▸ Trecho para leitura
══════════════════════════════

SILVA, Salloma Salomão Jovino da. Bio-caminho

salloma Salomão Jovino da Silva, "Salloma Salomão é um dos vencedores do CONCURSO NACIONAL DE DRAMATURGIA RUTH DE SOUZA, em São Paulo, 2004. por dez anos foi Professor da FSA-SP, Produtor Cultural, Músico, Dramaturgo, Ator e Historiador. Pesquisador financiado pela Capes e CNPQ, investigador vistante do Instituto de Ciências Socais da Universidade de Lisboa. Orientações Dra Maria Odila Leite da Silva, Dr José Machado Pais e Dra Antonieta Antonacci. Lançou trabalhos artísticos e de pesquisa sobre musicalidades e teatralidades negras na diáspora. Segue curioso pelo Brasil e mundo afora atrás do rastros da diáspora negra. #CORRENTE- LIBERTADORA: O QUILOMBO DA MEMÓRIA-VÍDEO- 1990- ADVP-FANTASMA. #AFRORIGEM-CD- 1995- CD-ARUANDA MUNDI. #OS SONS QUE VEM DAS RUAS- 1997- SELO NEGRO. #O DIA DAS TRIBOS-CD-1998-ARUANDA MUNDI. #UM MUNDO PRETO PAULISTANO- TCC-HISTÓRIA-PUC-SP 1997- ARUANDA MUNDI. #A POLIFONIA DO PROTESTO NEGRO- 2000-DISSERTAÇÃO DE MESTRADO- PUC-SP. #MEMÓRIAS SONORAS DA NOITE- CD - 2002 -ARUANDA MUNDI #AS MARIMBAS DE DEBRET- ICS-PT- 2003. #MEMÓRIAS SONORAS DA NOITE- TESE DE DOUTORADO- 2005- PUC-SP. #FACES DA TARDE DE UM MESMO SENTIMENTO- CD- 2008- ARUANDA SALLOMA 30 ANOS DE MUSICALIDADE E NEGRITUDE- DVD-2010- ARUANDA MUNDI. Elenco de Gota D'Água Preta 2019, Criador de Agosto na cidade murada.

terça-feira, 27 de março de 2018

Ogan Alabe: Vitor Israel Trindade vivência e pesquisa


Vitor Israel da Trindade
https://www.facebook.com/vitor.datrindade


Notas sobre estudo, prática e filosofia do ogan-alabê, ou mestre tambor.

══════════════════════════════

▸ Tarefa proposta
Indique, com base no trecho, de qual concurso Salloma Salomão foi um dos vencedores em 2004. As linhas constituem um material à parte, separado do trecho.

▸ Linhas armazenadas
══════════════════════════════

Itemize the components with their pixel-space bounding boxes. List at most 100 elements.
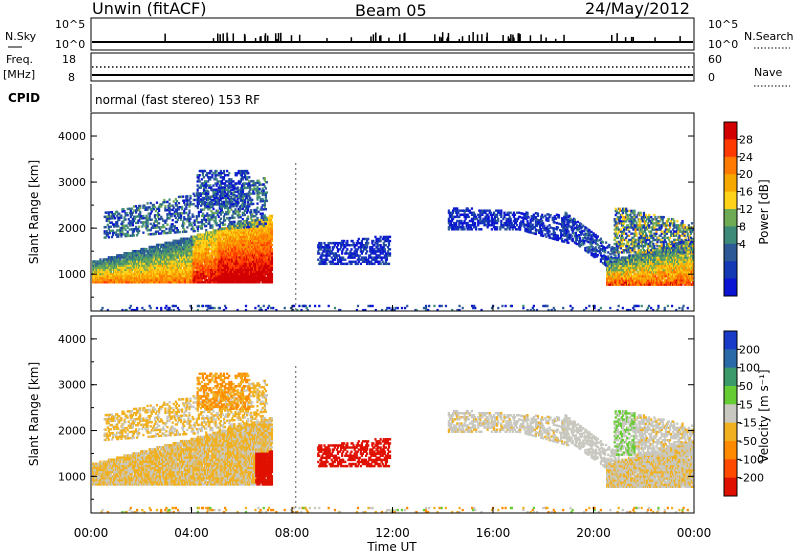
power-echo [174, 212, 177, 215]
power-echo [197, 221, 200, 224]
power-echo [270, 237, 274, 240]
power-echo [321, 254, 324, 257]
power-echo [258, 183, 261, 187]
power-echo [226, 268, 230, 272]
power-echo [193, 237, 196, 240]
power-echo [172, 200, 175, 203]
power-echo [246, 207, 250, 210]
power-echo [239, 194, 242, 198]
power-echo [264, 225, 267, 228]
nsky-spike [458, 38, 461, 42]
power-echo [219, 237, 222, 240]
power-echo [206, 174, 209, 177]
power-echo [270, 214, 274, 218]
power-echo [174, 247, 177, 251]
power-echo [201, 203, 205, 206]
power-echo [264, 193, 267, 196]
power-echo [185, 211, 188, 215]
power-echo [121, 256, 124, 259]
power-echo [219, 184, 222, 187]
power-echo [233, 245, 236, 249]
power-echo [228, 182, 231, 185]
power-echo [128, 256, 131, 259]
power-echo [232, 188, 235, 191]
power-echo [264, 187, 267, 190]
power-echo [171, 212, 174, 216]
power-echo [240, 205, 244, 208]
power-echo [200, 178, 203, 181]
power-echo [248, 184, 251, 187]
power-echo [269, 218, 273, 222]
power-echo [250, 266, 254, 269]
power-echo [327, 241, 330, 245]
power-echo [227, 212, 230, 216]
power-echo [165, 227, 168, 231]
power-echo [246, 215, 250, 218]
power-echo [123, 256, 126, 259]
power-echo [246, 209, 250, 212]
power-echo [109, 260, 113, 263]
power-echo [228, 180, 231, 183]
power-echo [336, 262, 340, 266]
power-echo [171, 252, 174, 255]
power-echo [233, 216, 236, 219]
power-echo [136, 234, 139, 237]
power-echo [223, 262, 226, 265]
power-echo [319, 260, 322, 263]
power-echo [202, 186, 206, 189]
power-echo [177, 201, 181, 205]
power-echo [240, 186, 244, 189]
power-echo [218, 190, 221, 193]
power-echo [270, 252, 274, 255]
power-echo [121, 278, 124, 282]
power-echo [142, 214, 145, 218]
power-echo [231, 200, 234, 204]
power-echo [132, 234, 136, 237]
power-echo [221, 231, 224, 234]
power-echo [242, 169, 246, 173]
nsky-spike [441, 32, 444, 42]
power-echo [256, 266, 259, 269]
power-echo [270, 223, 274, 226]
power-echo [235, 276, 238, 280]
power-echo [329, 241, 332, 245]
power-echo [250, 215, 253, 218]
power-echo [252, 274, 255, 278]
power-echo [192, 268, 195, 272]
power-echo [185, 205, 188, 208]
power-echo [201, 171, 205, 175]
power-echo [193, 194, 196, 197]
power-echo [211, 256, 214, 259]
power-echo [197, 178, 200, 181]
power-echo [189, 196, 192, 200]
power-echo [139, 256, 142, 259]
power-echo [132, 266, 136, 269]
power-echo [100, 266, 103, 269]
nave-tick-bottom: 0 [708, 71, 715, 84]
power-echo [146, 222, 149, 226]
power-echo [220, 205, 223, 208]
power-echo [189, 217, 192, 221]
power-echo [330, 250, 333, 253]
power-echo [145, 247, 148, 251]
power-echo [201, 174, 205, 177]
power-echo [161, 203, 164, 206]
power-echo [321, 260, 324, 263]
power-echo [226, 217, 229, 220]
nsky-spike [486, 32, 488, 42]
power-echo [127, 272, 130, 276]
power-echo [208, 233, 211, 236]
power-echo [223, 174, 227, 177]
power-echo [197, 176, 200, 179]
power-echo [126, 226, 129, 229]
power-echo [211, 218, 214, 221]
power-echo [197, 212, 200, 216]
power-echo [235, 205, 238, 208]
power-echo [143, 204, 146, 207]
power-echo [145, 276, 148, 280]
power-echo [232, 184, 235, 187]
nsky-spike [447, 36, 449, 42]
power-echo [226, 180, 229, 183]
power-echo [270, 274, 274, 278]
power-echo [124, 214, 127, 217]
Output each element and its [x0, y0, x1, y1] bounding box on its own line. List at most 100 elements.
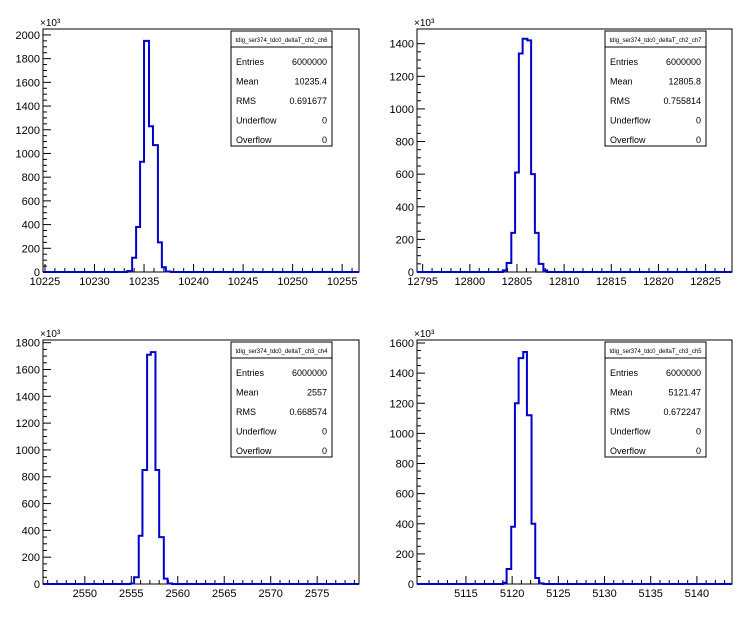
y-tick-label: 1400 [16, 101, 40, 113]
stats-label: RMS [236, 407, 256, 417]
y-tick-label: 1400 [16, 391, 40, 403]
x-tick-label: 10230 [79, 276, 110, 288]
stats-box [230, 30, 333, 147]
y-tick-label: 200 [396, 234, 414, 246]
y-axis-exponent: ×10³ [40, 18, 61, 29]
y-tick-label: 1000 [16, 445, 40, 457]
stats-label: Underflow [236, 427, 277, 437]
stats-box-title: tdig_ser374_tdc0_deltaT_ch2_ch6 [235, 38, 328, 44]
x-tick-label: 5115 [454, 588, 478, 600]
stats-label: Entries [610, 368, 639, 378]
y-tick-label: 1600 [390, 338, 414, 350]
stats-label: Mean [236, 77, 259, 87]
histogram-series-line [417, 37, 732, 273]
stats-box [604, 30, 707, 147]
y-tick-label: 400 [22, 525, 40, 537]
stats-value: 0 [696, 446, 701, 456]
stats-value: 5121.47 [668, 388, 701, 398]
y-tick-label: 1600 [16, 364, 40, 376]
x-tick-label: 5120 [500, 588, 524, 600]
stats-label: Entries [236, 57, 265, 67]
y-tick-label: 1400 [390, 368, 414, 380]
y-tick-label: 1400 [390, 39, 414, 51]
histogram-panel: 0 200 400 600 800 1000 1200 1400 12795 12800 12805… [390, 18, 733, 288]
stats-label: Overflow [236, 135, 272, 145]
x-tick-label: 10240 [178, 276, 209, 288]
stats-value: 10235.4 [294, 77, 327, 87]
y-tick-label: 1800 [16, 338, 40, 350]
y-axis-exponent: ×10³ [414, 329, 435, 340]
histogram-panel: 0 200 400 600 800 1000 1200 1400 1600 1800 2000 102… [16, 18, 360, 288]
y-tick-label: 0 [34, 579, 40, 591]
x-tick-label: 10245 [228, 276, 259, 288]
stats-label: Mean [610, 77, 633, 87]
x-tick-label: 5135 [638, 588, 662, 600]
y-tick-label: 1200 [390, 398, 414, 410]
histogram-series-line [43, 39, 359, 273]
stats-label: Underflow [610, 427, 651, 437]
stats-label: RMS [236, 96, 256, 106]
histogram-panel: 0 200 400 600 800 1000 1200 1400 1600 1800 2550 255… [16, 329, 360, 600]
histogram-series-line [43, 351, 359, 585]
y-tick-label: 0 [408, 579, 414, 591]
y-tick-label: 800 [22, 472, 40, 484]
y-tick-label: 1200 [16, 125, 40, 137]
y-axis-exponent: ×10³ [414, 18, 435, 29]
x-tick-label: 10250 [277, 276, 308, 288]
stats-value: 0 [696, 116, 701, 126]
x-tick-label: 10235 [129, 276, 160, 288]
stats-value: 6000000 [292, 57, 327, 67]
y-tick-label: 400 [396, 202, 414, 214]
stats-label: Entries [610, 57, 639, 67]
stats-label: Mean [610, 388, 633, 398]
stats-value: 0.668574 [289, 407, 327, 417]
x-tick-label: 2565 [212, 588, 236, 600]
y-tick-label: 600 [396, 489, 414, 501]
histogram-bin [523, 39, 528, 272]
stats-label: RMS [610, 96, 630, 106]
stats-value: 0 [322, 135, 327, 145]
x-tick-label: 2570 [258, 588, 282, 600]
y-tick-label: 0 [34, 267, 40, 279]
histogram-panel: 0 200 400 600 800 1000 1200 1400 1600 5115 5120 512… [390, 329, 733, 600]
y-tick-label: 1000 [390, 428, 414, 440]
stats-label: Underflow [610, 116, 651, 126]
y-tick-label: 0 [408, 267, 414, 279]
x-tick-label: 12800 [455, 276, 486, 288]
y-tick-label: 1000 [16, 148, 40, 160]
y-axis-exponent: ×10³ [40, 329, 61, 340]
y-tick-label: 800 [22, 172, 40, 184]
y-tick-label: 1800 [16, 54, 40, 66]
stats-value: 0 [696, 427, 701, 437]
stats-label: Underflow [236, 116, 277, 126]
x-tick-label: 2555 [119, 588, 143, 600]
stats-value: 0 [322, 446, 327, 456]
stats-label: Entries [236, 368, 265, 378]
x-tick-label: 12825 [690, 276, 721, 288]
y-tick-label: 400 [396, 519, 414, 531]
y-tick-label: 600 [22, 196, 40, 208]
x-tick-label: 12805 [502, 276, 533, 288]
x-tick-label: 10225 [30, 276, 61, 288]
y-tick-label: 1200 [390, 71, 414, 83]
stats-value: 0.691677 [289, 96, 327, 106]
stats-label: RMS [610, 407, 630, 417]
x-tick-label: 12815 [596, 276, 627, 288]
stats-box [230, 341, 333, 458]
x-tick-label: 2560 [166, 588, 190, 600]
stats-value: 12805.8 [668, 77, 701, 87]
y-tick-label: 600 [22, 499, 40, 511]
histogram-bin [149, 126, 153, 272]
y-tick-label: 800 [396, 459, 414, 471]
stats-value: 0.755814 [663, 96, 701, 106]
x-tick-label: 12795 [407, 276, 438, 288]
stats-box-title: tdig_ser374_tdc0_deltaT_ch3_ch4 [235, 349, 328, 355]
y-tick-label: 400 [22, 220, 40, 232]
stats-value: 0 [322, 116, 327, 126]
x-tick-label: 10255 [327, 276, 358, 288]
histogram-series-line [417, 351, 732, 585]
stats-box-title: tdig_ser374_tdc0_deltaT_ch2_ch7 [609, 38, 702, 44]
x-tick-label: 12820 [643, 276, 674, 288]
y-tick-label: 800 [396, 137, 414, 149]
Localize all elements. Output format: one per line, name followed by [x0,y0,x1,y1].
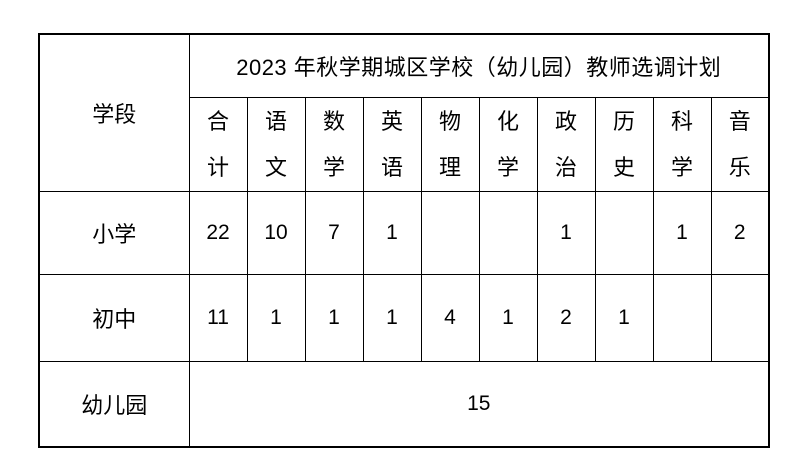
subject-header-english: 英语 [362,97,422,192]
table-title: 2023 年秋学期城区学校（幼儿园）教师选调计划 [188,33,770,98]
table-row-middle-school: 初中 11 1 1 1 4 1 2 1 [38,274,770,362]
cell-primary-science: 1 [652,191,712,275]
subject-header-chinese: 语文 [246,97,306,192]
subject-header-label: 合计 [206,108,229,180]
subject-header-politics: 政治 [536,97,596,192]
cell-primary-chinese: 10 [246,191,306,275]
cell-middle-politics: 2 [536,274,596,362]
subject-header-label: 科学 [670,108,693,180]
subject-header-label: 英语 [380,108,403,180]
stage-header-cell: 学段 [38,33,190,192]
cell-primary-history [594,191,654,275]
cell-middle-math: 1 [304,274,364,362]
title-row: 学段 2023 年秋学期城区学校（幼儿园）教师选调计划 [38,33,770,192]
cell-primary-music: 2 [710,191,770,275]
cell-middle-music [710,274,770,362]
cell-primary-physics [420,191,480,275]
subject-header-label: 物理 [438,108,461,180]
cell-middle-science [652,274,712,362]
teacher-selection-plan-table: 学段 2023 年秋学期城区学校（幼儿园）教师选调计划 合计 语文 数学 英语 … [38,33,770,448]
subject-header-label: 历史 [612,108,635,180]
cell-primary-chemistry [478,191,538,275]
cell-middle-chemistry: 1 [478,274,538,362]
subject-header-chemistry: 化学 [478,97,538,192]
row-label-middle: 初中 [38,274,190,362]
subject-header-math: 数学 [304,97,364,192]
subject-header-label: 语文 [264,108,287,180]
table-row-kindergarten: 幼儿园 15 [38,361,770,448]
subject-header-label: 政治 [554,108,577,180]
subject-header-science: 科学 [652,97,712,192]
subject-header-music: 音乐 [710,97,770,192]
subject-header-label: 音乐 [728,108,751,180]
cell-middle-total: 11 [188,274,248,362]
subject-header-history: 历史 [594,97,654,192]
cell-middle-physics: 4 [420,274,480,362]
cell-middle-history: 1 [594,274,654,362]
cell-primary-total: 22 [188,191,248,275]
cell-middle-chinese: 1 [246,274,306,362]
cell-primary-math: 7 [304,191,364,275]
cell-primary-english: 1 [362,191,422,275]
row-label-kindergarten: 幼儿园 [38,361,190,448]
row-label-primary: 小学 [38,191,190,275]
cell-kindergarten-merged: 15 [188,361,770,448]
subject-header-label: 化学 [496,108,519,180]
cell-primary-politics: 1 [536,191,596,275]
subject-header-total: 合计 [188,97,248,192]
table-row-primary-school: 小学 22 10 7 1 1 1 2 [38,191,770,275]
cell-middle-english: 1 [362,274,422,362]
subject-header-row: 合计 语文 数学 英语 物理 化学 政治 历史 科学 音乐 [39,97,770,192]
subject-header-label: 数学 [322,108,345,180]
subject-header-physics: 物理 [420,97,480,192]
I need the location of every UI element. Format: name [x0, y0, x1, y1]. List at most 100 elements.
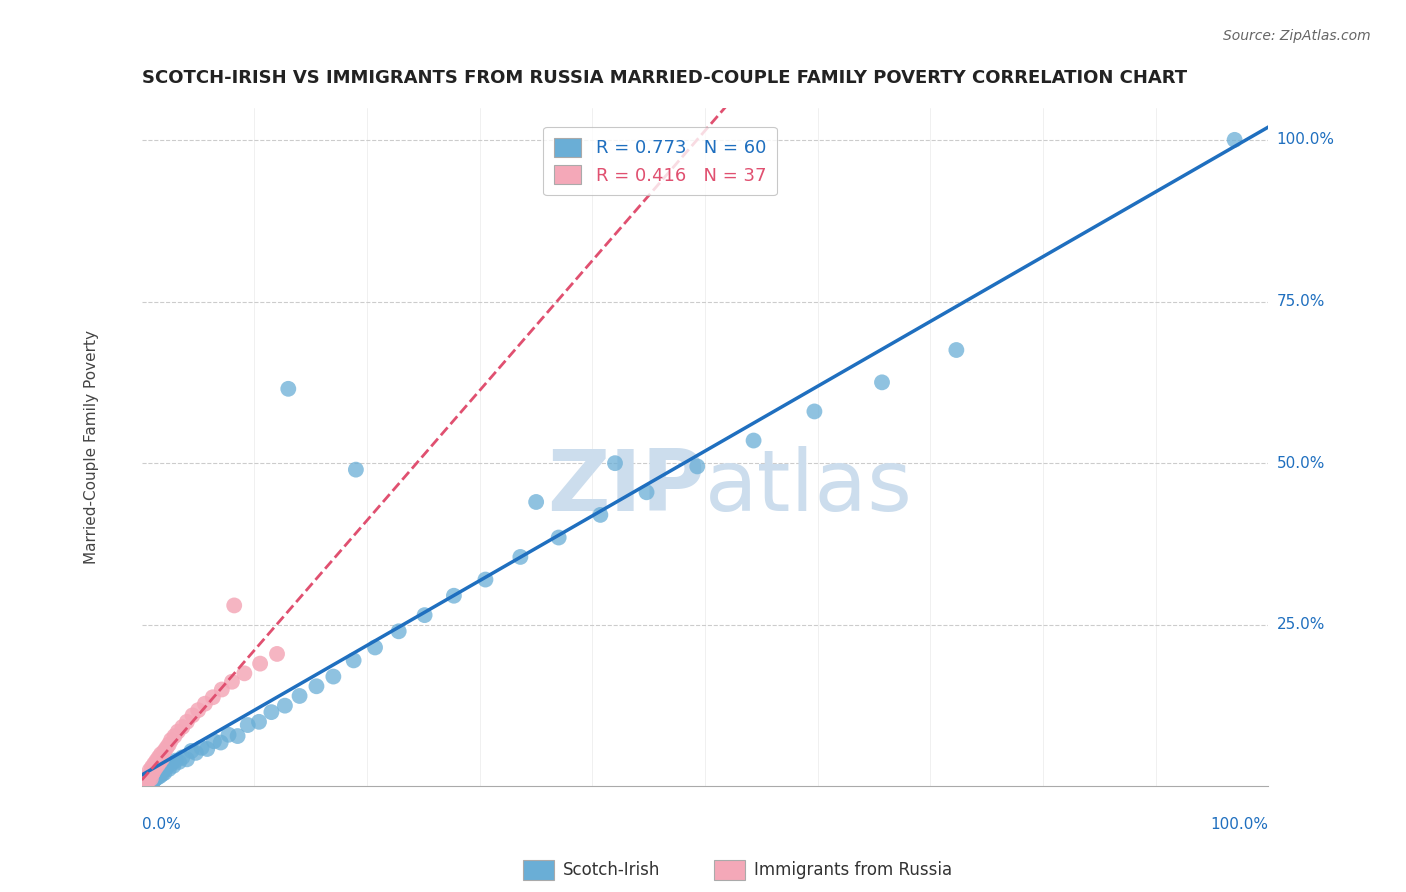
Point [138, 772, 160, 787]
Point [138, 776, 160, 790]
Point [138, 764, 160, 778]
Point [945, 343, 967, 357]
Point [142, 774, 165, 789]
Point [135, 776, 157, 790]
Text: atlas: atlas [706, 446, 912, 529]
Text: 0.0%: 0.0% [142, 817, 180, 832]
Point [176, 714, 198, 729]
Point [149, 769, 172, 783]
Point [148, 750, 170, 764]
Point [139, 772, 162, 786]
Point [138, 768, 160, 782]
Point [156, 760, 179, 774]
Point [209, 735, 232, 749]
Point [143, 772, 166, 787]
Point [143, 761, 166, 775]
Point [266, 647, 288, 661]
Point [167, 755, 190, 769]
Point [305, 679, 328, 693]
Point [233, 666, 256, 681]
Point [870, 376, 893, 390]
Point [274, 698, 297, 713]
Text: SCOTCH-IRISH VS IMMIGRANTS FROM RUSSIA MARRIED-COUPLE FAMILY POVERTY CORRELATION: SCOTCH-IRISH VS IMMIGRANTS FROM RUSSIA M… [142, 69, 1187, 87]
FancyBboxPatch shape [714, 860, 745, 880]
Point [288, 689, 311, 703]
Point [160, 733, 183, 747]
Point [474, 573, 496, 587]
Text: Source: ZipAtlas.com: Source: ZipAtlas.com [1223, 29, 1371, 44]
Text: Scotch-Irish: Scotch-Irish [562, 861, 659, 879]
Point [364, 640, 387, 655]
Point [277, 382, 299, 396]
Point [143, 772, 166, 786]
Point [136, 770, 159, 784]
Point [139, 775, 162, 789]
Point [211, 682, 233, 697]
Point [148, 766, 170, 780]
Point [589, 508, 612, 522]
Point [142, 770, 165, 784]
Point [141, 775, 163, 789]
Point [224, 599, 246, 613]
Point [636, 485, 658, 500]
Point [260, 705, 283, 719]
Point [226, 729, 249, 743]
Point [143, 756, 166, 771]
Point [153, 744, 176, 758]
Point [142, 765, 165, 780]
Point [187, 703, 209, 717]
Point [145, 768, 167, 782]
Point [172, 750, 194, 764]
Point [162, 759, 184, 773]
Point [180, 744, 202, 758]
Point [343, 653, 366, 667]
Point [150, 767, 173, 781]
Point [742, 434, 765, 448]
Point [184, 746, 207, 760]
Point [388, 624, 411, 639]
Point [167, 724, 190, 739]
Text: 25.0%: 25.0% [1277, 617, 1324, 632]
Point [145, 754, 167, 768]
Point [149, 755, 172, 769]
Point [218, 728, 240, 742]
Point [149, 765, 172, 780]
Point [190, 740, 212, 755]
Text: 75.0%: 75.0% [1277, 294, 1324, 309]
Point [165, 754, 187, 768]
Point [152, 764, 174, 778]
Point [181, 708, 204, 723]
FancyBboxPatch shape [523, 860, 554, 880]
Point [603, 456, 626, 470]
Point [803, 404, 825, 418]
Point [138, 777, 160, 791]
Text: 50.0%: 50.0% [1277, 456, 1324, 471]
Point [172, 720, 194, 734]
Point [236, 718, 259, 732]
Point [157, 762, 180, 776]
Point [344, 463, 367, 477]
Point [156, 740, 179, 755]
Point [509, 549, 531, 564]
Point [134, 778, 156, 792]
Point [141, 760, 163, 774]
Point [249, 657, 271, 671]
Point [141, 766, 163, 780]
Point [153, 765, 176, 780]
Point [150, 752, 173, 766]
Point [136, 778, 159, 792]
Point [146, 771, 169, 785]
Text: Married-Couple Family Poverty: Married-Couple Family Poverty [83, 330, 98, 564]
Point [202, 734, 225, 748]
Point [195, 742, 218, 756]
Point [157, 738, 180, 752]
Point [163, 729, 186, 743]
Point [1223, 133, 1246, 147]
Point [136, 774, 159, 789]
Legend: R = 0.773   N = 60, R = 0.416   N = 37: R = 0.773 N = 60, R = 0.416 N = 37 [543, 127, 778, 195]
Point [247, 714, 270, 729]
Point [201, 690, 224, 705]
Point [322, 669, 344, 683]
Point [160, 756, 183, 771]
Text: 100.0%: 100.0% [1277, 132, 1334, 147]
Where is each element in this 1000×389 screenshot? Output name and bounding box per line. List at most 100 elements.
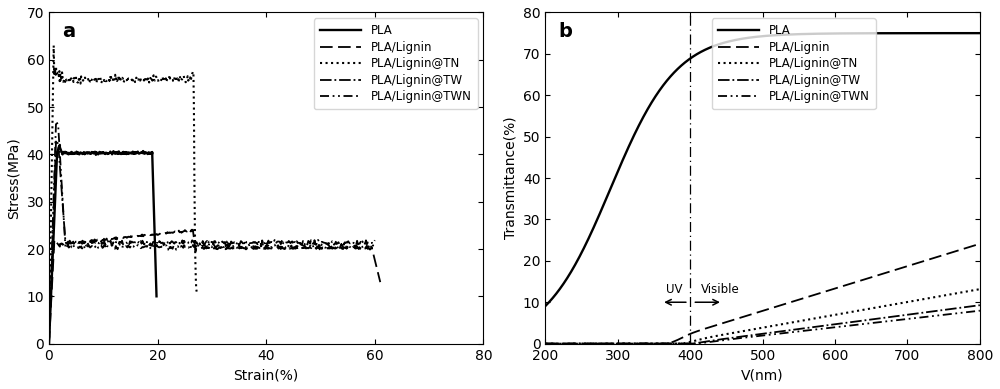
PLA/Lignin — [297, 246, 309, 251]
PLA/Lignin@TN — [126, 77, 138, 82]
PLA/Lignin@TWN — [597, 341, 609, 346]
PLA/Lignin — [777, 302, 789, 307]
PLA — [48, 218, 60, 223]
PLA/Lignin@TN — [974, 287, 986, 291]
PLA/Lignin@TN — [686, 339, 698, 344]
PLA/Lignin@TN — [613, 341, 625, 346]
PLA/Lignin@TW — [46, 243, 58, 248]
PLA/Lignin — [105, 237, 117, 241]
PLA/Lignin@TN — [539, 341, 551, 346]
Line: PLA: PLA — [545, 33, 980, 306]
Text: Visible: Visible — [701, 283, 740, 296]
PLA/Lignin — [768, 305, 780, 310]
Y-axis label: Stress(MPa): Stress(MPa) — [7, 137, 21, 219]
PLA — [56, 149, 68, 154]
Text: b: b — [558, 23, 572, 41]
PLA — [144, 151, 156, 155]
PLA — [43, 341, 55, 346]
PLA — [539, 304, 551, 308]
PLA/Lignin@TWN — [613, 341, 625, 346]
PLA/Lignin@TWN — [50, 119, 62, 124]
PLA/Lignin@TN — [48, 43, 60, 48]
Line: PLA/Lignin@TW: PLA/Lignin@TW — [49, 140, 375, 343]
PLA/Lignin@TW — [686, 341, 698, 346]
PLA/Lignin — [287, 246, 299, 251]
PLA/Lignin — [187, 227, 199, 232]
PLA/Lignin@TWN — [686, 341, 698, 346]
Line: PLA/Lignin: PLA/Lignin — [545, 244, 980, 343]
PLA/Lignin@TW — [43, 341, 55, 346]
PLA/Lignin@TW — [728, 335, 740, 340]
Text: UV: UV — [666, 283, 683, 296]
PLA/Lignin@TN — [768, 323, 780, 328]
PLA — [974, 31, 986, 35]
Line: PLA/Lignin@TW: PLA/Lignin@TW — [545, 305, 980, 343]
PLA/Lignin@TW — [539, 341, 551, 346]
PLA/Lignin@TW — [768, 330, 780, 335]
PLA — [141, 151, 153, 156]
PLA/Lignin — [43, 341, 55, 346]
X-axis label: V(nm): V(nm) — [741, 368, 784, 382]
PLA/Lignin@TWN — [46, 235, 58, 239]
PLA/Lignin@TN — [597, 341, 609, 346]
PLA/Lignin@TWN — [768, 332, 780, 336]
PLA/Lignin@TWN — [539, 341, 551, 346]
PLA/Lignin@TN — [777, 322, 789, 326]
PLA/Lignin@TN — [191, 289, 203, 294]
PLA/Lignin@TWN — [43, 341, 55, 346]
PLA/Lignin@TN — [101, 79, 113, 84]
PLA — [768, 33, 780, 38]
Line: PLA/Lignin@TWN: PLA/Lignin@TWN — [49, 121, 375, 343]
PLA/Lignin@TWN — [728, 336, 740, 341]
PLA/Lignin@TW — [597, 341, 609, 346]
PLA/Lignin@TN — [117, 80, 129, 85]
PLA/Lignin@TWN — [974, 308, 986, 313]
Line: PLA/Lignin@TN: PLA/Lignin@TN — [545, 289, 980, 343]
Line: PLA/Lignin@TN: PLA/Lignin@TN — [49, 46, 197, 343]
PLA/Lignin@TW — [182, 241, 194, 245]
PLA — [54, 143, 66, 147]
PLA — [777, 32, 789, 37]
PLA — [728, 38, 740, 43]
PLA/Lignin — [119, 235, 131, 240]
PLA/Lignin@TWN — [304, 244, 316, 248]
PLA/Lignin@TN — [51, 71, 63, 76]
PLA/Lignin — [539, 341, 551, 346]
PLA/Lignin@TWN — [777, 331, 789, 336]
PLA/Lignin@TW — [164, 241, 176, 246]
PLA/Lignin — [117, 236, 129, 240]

══════════════════════════════

▸ Resposta escrita
Concurso Nacional de Dramaturgia Ruth de Souza, em São Paulo.